*WORK TO COMPLETE*
- 1) In the excerpt below about the Soldier's Monument in Byron, Illinois, what type of marble was used to make the monument?
- 2) Decide whether each statement agrees with the excerpt below about the Soldier's Monument in Byron, Illinois, and give the words of the excerpt that settle it: (a) The monument was dedicated on October 16, 1866. (b) The builders constructed the monument for $1,800. (c) The Byron Monument Association was formed in the summer of 1865.
- 3) Pick up the excerpt below about the Soldier's Monument in Byron, Illinois, and carry it on from its last sentence.

*EXCERPT PROVIDED*
>> START

The Soldier's Monument in Byron, Illinois, is a listing on the National Register of Historic Places. Located in Ogle County, Illinois, the monument is the city of Byron's only National Register listing. This monument is the oldest still standing in Illinois, despite being struck by lightning and damaged by a tornado in 1918.

==Monument==
The Soldier's Monument in Byron, Illinois is a marble spire located in the intersection of two streets. In the summer of 1865, shortly after the end of the Civil War, The Byron Monument Association was formed to erect a statue dedicated to the fallen soldiers. The Byron monument was one of the earliest in the state. The monument was erected in 1866 and constructed by builders Heard and Lindsley for $1,400. It is made of Rutland white marble. The monument was dedicated on October 16, 1866.

>> END

*STORED DATA*
>> START

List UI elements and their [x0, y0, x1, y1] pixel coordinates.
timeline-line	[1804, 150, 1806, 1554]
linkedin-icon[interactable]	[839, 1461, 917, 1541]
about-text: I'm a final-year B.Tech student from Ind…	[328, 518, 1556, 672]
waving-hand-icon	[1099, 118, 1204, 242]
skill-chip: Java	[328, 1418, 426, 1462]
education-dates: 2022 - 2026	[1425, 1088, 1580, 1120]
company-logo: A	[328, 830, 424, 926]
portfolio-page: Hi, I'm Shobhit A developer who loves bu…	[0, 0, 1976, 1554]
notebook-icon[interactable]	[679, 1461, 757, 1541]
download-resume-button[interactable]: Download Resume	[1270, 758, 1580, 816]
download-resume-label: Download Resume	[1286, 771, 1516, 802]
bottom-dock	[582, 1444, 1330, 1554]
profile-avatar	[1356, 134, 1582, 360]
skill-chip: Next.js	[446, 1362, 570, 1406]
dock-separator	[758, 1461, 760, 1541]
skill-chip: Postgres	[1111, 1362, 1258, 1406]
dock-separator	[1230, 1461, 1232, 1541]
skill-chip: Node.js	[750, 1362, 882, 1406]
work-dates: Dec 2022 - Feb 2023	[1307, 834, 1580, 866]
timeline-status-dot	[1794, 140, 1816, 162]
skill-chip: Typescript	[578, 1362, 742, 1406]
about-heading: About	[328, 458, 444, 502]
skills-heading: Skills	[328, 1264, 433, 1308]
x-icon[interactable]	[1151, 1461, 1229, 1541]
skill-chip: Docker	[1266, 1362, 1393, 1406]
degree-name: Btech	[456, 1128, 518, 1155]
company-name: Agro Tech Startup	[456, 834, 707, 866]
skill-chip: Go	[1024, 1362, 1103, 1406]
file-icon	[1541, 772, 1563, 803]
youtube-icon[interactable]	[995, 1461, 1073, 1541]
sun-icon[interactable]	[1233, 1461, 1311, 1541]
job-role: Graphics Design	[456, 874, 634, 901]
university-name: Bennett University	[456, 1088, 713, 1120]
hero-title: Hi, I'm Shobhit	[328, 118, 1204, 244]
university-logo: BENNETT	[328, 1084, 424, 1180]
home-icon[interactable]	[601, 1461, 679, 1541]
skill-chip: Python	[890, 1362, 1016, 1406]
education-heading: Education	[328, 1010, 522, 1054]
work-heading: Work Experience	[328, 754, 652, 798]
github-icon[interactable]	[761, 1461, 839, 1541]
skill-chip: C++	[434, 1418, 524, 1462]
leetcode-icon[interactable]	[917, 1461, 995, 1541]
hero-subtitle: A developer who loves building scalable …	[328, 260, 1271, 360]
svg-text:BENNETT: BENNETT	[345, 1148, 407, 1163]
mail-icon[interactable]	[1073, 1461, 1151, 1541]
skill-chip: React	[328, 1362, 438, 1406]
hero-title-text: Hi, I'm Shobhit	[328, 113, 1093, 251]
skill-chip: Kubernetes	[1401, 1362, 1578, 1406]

>> END

*RESULTS OF THE EXERCISE*
- 1) Rutland white marble.

- 2)
(a) Yes: "The monument was dedicated on October 16, 1866."
(b) No: "constructed by builders Heard and Lindsley for $1,400"
(c) Yes: "In the summer of 1865, shortly after the end of the Civil War, The Byron Monument Association was formed"

- 3)
In 1877 the original spire was increased from 12 feet in height to 19 feet in height. Other alterations have taken place on the Soldier's Monument throughout the years. In 1897 the two cannons were added as was a cement base, two years later a lightning strike caused damage that had to be repaired. In 1918 the eagle atop the original spire was broken off in a tornado and in 1965 a new cement base was added. The original spire featured an eagle atop the point. After damage to the original spire and the first replacement, the decision was made to exclude the eagle (which significantly increased the cost of the spire) in the most recent replacement made.

==Significance==
The Soldier's Monument was listed on the National Register of Historic Places on September 7, 1984 for its significant connection to social history.